= Directions =
(1) Repeat the passage of the post on student-centered, democratic classrooms between "Clarence recently asked" and "the communication structure?", inclusive.
(2) Finish out the next part of the post on student-centered, democratic classrooms, picking up after its final sentence.

= Document =
Using Technology to Create Student Centered, Democratic Classrooms

My most important goal, and biggest challenge, as a novice teacher is trying to create a classroom that is student centered and democratic. This presents numerous challenges, not the least of which is defining what I mean by these terms. A few years back, I opened my Teaching Philosophy Statement for my ed program with the following:

The future is filtered through the walls of our schools. Schools are perhaps the primary socializing institution in our society. While the family and religion also play prominent roles in determining who people are, it is through the act of educating that youth are welcomed into the world that everyone in this country shares. The way in which we choose to educate our children will serve in many ways to create this shared world. If we desire to live in a world characterized by active democratic participation, critical evaluation of authority and the status quo, and social justice and equality, then we must find ways to mirror, question, and explore these notions in our schools.
While this statements aren't a definition of a democratic, student-centered classroom, they certainly speak to what I have in mind. Nothing I've thought or experienced since has altered my commitment to these ideas in any ways. As I discovered blogging towards the end of my last year teaching, I saw it as a great tool to help me move in the direction I had set out for myself as a student teacher.

Clarence recently asked
[W]ill changing the communications structure of a classroom "automatically" change the type of learning that occurs, or does it only make it more possible? What about making alterations to the learning? Will this drive changes in the communication structure?

= Raw records =
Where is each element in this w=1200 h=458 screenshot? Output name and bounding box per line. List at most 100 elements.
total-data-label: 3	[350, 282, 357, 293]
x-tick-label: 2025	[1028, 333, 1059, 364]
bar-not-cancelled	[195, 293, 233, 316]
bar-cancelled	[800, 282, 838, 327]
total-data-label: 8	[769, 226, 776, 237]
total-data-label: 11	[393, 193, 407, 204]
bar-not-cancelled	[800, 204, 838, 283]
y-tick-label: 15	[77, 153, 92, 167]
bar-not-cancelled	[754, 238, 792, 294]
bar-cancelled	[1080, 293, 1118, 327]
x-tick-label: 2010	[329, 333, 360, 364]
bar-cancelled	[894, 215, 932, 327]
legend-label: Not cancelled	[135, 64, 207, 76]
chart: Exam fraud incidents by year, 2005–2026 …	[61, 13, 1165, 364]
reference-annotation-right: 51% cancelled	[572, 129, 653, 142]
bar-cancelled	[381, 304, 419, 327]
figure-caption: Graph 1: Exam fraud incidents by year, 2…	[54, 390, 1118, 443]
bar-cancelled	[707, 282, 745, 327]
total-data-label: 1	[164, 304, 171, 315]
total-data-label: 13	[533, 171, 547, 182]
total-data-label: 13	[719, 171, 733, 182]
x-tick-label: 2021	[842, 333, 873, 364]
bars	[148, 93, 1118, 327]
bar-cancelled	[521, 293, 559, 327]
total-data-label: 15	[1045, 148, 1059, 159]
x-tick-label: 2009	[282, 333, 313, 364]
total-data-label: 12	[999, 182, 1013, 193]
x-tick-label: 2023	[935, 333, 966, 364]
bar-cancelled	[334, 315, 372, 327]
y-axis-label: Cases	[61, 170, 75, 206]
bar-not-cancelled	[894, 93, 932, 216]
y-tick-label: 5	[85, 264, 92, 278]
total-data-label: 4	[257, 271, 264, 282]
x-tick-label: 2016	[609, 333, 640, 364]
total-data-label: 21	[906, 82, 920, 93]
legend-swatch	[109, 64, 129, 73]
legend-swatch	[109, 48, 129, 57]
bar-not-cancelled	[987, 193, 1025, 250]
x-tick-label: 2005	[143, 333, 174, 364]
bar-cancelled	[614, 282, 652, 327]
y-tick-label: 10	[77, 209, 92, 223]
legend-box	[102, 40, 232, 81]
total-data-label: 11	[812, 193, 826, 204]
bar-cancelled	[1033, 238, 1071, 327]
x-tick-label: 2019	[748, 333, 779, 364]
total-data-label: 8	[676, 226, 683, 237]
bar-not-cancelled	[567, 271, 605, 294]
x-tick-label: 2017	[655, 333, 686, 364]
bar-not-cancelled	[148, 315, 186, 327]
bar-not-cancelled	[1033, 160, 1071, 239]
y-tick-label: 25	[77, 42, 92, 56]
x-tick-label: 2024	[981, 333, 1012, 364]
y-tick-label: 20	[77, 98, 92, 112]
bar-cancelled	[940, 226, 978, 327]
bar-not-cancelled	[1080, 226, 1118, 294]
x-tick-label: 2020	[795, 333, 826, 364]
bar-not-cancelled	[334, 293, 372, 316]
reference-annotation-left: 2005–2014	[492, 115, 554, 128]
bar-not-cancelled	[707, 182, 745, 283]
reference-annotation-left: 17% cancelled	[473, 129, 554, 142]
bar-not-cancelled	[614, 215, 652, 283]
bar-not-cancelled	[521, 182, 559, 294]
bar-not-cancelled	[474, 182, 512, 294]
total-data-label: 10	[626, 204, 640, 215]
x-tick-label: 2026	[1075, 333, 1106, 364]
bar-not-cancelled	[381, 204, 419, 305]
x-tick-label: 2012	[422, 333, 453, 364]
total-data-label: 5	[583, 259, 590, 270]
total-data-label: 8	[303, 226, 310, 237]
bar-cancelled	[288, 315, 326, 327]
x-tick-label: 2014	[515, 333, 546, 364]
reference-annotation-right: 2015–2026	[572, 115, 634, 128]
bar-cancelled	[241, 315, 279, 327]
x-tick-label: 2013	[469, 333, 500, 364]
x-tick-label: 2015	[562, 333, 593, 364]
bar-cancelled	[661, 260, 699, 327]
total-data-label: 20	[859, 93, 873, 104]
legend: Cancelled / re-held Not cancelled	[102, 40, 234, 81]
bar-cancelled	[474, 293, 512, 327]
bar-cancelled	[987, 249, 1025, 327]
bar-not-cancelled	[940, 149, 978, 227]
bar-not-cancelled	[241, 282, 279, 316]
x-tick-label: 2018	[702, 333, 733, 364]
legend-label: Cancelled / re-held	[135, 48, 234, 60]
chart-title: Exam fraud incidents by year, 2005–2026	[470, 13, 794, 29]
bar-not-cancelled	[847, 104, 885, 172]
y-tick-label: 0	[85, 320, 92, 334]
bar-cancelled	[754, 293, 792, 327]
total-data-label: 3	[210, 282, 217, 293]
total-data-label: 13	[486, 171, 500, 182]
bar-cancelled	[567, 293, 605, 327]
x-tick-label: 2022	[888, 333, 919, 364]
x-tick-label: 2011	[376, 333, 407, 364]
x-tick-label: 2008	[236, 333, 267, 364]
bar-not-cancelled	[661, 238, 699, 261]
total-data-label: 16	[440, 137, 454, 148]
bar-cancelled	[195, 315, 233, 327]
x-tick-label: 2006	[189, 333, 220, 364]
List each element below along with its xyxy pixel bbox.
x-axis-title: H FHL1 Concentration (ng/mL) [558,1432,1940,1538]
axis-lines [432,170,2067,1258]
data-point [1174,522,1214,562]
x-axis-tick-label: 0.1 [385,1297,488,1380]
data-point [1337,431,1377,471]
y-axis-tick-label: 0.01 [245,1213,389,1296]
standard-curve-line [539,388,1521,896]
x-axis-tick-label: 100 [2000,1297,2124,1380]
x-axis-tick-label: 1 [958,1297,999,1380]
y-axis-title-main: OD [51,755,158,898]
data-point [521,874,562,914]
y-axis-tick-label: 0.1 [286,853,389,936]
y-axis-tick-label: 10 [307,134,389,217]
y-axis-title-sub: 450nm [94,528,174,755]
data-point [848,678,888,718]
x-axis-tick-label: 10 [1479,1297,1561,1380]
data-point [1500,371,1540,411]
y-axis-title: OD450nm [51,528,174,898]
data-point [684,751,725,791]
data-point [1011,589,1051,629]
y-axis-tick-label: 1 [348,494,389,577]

= Per-task outputs =
(1)
Clarence recently asked
[W]ill changing the communications structure of a classroom "automatically" change the type of learning that occurs, or does it only make it more possible? What about making alterations to the learning? Will this drive changes in the communication structure?

(2)
I think Clarence is on the right path here, that certain uses of technology, such as the blogging, podcasting, and vcasting him and many others are using in their classrooms, can move towards a new "communication structure" in the classroom. However, I think these technologies are only a tool, and that if one is really interested in creating new communication structures (a democratic, student-centered one, for instance) then the entire power dynamic of the classroom and what happens inside it needs to shift. It needs to give students more control over both the content and methods through which they learn. It means conversations should not follow the "bicycle wheel model" (every comment goes back to the teacher), but rather that students should be actively engaging each other without the necessary mediation of the teacher. It means that students should have an active and meaningful role in assessing their selves and their peers.

As I've really started reading, thinking, and writing about teaching once again recently, one of the issues I've continually considered is that it seems a lot of the blogs I read are primarily concerned with technology use, and blogging in particular, as an end in itself (notable exceptions include Tim, Chris, and Darren). Unless blogging is used as a tool with which to build a larger educational experience which supports and reifies the democratic and empowering power that blogging has, I fear that many students will miss out on its full potential, as well as the full potential which the classroom presents. (Related, check out the AMAZING responses to Nancy's post asking why teachers blog).